++++ DATA SECTION ++++
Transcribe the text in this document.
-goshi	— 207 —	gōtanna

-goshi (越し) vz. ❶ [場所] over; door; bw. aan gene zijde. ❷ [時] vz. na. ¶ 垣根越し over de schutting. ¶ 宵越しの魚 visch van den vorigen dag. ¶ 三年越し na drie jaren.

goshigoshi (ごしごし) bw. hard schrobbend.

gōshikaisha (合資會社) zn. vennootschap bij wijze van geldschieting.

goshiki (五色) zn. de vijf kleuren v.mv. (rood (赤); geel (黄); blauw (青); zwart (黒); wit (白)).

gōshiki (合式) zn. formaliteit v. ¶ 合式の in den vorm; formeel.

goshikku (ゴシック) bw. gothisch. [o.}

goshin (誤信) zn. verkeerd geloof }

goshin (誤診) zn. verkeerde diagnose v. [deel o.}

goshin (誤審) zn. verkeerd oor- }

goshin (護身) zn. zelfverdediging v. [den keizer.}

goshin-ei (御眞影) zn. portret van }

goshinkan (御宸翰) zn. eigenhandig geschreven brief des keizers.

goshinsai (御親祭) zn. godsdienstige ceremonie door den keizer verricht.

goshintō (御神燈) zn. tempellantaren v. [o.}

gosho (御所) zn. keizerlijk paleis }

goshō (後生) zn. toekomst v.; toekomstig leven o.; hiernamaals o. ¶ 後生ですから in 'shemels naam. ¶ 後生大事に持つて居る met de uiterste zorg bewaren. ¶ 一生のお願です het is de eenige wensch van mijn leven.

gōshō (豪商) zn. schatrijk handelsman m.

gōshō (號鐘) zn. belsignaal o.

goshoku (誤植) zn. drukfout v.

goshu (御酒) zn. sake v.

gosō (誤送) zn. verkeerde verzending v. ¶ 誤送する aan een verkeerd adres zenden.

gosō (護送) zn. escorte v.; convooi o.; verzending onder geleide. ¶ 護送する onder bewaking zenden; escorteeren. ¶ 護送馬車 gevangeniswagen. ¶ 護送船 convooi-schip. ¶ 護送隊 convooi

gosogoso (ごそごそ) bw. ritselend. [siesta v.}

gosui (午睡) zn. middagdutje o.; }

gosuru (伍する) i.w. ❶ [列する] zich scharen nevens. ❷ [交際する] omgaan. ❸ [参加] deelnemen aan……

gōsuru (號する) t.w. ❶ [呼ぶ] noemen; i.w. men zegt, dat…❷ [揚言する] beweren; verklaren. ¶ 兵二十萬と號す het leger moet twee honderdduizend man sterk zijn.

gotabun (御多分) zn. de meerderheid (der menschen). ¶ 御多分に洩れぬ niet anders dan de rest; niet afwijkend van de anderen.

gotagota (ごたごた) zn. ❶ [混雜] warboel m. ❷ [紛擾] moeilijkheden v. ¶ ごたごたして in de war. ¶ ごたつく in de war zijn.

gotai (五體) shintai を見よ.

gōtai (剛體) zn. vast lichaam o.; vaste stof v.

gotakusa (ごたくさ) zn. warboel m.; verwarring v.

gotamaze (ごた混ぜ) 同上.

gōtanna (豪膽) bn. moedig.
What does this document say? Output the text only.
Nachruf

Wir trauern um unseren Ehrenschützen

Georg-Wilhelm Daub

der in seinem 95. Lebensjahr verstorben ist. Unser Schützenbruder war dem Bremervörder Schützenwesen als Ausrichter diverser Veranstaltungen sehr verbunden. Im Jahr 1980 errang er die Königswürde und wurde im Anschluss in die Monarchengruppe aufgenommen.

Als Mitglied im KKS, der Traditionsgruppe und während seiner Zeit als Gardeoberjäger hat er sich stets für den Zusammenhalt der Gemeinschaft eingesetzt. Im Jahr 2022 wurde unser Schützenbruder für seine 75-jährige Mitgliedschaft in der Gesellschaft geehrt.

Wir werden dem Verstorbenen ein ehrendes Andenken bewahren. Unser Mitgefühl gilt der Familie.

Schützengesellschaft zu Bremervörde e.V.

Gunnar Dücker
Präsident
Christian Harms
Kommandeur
++++
**WHAT YOU WILL DO:** Set down exactly, and only, the lines of the data above from the line containing "What does this" through the last one.

**WRITTEN SOLUTION:**
What does this document say? Output the text only.
Nachruf

Wir trauern um unseren Ehrenschützen

Georg-Wilhelm Daub

der in seinem 95. Lebensjahr verstorben ist. Unser Schützenbruder war dem Bremervörder Schützenwesen als Ausrichter diverser Veranstaltungen sehr verbunden. Im Jahr 1980 errang er die Königswürde und wurde im Anschluss in die Monarchengruppe aufgenommen.

Als Mitglied im KKS, der Traditionsgruppe und während seiner Zeit als Gardeoberjäger hat er sich stets für den Zusammenhalt der Gemeinschaft eingesetzt. Im Jahr 2022 wurde unser Schützenbruder für seine 75-jährige Mitgliedschaft in der Gesellschaft geehrt.

Wir werden dem Verstorbenen ein ehrendes Andenken bewahren. Unser Mitgefühl gilt der Familie.

Schützengesellschaft zu Bremervörde e.V.

Gunnar Dücker
Präsident
Christian Harms
Kommandeur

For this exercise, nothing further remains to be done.